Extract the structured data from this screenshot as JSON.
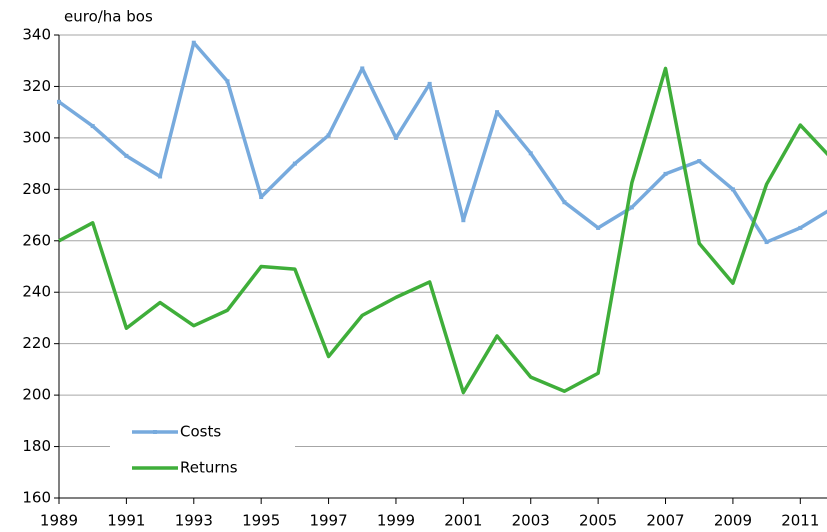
{
  "chart_data": {
    "type": "line",
    "y_label": "euro/ha bos",
    "x": [
      1989,
      1990,
      1991,
      1992,
      1993,
      1994,
      1995,
      1996,
      1997,
      1998,
      1999,
      2000,
      2001,
      2002,
      2003,
      2004,
      2005,
      2006,
      2007,
      2008,
      2009,
      2010,
      2011,
      2012
    ],
    "series": [
      {
        "name": "Costs",
        "color": "#77aadd",
        "marker": true,
        "values": [
          314,
          304.6,
          293,
          285,
          337,
          322,
          277,
          290,
          301,
          327,
          300,
          321,
          268,
          310,
          294,
          275,
          265,
          273,
          286,
          291,
          280,
          259.5,
          265,
          273
        ]
      },
      {
        "name": "Returns",
        "color": "#3fae3a",
        "marker": false,
        "values": [
          260,
          267,
          226,
          236,
          227,
          233,
          250,
          249,
          215,
          231,
          238,
          244,
          201,
          223,
          207,
          201.5,
          208.5,
          282.5,
          327,
          259,
          243.5,
          282,
          305,
          291
        ]
      }
    ],
    "xlim": [
      1989,
      2012
    ],
    "xticks": [
      1989,
      1991,
      1993,
      1995,
      1997,
      1999,
      2001,
      2003,
      2005,
      2007,
      2009,
      2011
    ],
    "ylim": [
      160,
      340
    ],
    "yticks": [
      160,
      180,
      200,
      220,
      240,
      260,
      280,
      300,
      320,
      340
    ],
    "grid": true,
    "legend": "lower left"
  }
}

▸ Work to complete
Retype everything in the material word for word, minus pictures.

▸ Output of the exercise
Extract the structured data from this screenshot as JSON.
{
  "chart_data": {
    "type": "line",
    "y_label": "euro/ha bos",
    "x": [
      1989,
      1990,
      1991,
      1992,
      1993,
      1994,
      1995,
      1996,
      1997,
      1998,
      1999,
      2000,
      2001,
      2002,
      2003,
      2004,
      2005,
      2006,
      2007,
      2008,
      2009,
      2010,
      2011,
      2012
    ],
    "series": [
      {
        "name": "Costs",
        "color": "#77aadd",
        "marker": true,
        "values": [
          314,
          304.6,
          293,
          285,
          337,
          322,
          277,
          290,
          301,
          327,
          300,
          321,
          268,
          310,
          294,
          275,
          265,
          273,
          286,
          291,
          280,
          259.5,
          265,
          273
        ]
      },
      {
        "name": "Returns",
        "color": "#3fae3a",
        "marker": false,
        "values": [
          260,
          267,
          226,
          236,
          227,
          233,
          250,
          249,
          215,
          231,
          238,
          244,
          201,
          223,
          207,
          201.5,
          208.5,
          282.5,
          327,
          259,
          243.5,
          282,
          305,
          291
        ]
      }
    ],
    "xlim": [
      1989,
      2012
    ],
    "xticks": [
      1989,
      1991,
      1993,
      1995,
      1997,
      1999,
      2001,
      2003,
      2005,
      2007,
      2009,
      2011
    ],
    "ylim": [
      160,
      340
    ],
    "yticks": [
      160,
      180,
      200,
      220,
      240,
      260,
      280,
      300,
      320,
      340
    ],
    "grid": true,
    "legend": "lower left"
  }
}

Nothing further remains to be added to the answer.